Collected data:

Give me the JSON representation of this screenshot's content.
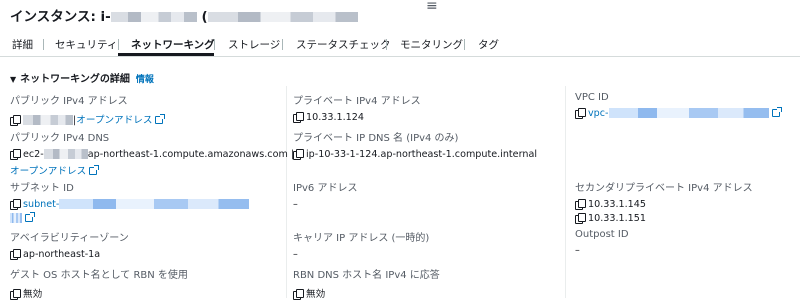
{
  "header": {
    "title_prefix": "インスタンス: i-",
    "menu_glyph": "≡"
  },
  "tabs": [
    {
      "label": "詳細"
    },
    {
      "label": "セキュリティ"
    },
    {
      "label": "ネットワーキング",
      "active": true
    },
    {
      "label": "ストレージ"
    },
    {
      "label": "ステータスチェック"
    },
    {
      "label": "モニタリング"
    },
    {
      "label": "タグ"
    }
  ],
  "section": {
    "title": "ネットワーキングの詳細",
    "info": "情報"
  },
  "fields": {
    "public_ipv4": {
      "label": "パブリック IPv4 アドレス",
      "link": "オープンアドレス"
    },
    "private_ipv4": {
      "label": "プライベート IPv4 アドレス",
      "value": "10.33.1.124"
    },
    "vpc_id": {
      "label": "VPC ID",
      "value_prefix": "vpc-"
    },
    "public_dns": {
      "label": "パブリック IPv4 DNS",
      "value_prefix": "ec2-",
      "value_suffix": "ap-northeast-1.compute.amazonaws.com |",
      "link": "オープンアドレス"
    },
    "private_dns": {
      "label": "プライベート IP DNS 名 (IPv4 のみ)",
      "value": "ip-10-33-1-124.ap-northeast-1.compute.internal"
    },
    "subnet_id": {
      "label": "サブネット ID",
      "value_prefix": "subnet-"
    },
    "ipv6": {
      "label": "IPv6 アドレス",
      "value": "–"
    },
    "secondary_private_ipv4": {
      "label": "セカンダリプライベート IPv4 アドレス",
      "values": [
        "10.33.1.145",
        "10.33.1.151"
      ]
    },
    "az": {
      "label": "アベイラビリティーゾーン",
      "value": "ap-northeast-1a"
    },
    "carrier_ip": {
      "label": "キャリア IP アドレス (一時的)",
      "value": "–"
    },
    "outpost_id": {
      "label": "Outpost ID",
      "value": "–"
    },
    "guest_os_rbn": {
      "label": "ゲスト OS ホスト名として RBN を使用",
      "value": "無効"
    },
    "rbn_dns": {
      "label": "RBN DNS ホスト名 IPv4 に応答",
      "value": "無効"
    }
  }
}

--

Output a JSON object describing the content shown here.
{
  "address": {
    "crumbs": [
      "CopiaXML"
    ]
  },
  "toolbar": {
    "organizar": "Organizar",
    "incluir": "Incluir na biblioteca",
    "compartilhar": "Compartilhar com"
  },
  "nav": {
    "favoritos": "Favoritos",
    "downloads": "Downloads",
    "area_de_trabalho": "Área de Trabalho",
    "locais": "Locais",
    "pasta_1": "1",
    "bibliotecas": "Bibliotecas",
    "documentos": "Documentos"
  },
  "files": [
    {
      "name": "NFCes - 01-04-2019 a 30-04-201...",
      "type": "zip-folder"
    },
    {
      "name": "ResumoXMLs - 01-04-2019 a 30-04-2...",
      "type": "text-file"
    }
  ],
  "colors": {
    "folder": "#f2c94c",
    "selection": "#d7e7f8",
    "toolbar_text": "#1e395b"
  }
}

--

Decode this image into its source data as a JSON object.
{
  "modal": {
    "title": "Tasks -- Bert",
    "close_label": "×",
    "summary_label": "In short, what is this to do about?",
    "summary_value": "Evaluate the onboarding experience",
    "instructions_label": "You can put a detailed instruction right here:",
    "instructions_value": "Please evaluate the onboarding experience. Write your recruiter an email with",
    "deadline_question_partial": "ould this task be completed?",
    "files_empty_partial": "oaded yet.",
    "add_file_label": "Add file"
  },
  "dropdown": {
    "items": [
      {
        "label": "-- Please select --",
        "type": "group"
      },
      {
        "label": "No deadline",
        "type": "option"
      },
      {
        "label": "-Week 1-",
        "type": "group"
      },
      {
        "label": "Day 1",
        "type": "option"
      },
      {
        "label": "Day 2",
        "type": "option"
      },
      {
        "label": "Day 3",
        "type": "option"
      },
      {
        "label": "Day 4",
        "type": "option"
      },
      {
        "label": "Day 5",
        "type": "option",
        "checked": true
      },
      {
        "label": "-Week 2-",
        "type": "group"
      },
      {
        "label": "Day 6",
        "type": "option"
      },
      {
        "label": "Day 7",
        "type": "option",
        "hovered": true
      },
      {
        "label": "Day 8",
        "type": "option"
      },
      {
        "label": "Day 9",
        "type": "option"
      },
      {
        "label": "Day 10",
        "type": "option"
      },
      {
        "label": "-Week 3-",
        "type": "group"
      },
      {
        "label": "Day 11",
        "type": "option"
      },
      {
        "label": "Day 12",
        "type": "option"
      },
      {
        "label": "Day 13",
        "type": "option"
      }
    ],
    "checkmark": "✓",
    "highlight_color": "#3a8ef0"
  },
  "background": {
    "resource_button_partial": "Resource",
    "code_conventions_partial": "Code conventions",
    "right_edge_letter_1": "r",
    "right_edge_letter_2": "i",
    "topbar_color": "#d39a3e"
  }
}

— What is required —
Using the listing above, pick out each line that contains the word "this", then copy it.

— Exercise solution —
Give me the JSON representation of this screenshot's content.
Decode this image into its source data as a JSON object.
    "summary_label": "In short, what is this to do about?",
    "deadline_question_partial": "ould this task be completed?",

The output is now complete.